__Problem details__:
Word for word, print each line of the listing below; pictures stay out.

__Records for this task__:
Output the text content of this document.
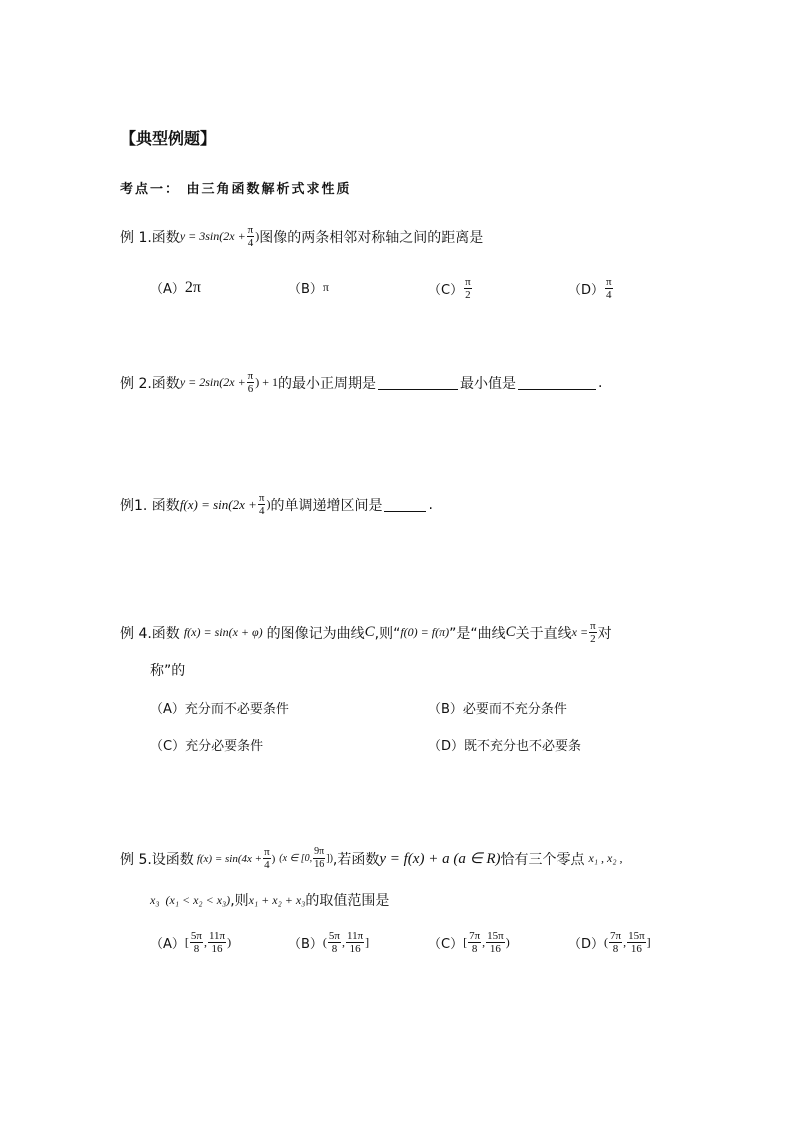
【典型例题】
考点一： 由三角函数解析式求性质
例 1.函数 $y = 3\sin(2x + \frac{\pi}{4}$ ) 图像的两条相邻对称轴之间的距离是
（A） 2π	（B） π	$(C) \frac{\pi}{2}$	$(D) \frac{\pi}{4}$
例 2.函数 $y = 2\sin(2x + \frac{\pi}{6}$ ) + 1 的最小正周期是	最小值是	.
例1. 函数 $f(x) = \sin(2x + \frac{\pi}{4}$ ) 的单调递增区间是	.
例 4.函数 f(x) = sin(x + φ) 的图像记为曲线 C ,则“ f(0) = f(π) ”是“曲线 C 关于直线 $x = \frac{\pi}{2}$ 对
称”的
（A）充分而不必要条件	（B）必要而不充分条件
（C）充分必要条件	（D）既不充分也不必要条
例 5.设函数 $f(x) = \sin(4x + \frac{\pi}{4}$ ) (x ∈ [0, $\frac{9\pi}{16}$ ]) ,若函数 y = f(x) + a (a ∈ R) 恰有三个零点 x₁ , x₂ ,
x₃ (x₁ < x₂ < x₃) ,则 x₁ + x₂ + x₃ 的取值范围是
（A） [ $\frac{5\pi}{8}$ , $\frac{11\pi}{16}$ )	（B） ( $\frac{5\pi}{8}$ , $\frac{11\pi}{16}$ ]	（C） [ $\frac{7\pi}{8}$ , $\frac{15\pi}{16}$ )	（D） ( $\frac{7\pi}{8}$ , $\frac{15\pi}{16}$ ]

__Result for this task__:
Output the text content of this document.
【典型例题】
考点一： 由三角函数解析式求性质
例 1.函数 $y = 3\sin(2x + \frac{\pi}{4}$ ) 图像的两条相邻对称轴之间的距离是
（A） 2π	（B） π	$(C) \frac{\pi}{2}$	$(D) \frac{\pi}{4}$
例 2.函数 $y = 2\sin(2x + \frac{\pi}{6}$ ) + 1 的最小正周期是	最小值是	.
例1. 函数 $f(x) = \sin(2x + \frac{\pi}{4}$ ) 的单调递增区间是	.
例 4.函数 f(x) = sin(x + φ) 的图像记为曲线 C ,则“ f(0) = f(π) ”是“曲线 C 关于直线 $x = \frac{\pi}{2}$ 对
称”的
（A）充分而不必要条件	（B）必要而不充分条件
（C）充分必要条件	（D）既不充分也不必要条
例 5.设函数 $f(x) = \sin(4x + \frac{\pi}{4}$ ) (x ∈ [0, $\frac{9\pi}{16}$ ]) ,若函数 y = f(x) + a (a ∈ R) 恰有三个零点 x₁ , x₂ ,
x₃ (x₁ < x₂ < x₃) ,则 x₁ + x₂ + x₃ 的取值范围是
（A） [ $\frac{5\pi}{8}$ , $\frac{11\pi}{16}$ )	（B） ( $\frac{5\pi}{8}$ , $\frac{11\pi}{16}$ ]	（C） [ $\frac{7\pi}{8}$ , $\frac{15\pi}{16}$ )	（D） ( $\frac{7\pi}{8}$ , $\frac{15\pi}{16}$ ]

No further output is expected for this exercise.